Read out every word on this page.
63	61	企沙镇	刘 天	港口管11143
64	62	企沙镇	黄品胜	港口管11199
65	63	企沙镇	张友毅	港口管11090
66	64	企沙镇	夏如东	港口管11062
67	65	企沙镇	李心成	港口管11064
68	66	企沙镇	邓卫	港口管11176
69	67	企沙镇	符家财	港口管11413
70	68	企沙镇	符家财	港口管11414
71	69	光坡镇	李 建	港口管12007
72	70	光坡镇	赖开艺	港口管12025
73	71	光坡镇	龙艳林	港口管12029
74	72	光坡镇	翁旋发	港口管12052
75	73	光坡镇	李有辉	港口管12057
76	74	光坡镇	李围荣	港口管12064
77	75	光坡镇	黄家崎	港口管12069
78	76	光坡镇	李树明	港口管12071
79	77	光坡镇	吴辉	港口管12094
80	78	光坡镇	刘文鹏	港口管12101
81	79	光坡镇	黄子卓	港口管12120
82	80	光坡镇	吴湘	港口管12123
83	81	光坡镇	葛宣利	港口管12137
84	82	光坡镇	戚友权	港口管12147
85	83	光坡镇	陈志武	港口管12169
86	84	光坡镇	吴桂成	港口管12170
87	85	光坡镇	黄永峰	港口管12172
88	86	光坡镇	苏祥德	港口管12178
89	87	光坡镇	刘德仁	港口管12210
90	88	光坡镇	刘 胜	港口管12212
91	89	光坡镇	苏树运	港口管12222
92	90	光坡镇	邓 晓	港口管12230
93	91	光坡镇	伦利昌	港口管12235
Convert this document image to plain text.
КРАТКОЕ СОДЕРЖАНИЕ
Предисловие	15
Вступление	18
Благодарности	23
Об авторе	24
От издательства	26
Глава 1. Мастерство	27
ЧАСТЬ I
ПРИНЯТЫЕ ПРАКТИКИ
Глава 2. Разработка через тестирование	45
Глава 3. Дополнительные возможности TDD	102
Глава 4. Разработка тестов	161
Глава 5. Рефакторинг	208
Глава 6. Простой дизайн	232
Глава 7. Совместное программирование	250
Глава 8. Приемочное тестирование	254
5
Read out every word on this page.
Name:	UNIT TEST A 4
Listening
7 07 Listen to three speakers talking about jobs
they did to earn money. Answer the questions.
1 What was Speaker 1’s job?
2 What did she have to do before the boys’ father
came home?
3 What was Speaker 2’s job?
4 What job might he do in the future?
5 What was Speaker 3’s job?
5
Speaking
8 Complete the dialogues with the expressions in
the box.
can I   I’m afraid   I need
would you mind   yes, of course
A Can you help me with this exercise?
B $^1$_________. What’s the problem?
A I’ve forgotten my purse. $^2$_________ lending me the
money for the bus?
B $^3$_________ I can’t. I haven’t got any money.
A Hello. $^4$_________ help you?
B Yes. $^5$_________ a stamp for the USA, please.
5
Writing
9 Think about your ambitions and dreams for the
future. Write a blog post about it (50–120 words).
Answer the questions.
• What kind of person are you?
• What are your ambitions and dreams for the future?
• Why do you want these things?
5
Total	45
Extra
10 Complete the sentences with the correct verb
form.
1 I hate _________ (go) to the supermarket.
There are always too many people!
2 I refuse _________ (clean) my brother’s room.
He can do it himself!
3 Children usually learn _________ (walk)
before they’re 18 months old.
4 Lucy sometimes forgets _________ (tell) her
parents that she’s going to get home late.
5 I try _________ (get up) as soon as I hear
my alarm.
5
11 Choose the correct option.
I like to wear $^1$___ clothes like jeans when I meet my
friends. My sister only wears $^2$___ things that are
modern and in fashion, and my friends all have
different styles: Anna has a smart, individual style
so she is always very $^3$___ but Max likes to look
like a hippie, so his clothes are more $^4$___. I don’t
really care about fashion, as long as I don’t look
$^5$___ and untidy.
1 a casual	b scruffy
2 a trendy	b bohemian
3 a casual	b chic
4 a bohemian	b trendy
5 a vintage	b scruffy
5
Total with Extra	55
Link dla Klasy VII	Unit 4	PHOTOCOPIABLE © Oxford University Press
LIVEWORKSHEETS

▶ **Exercise**: Copy every line of the records above that holds the word "Разработка".

▶ **The completed task**:
Глава 2. Разработка через тестирование	45
Глава 4. Разработка тестов	161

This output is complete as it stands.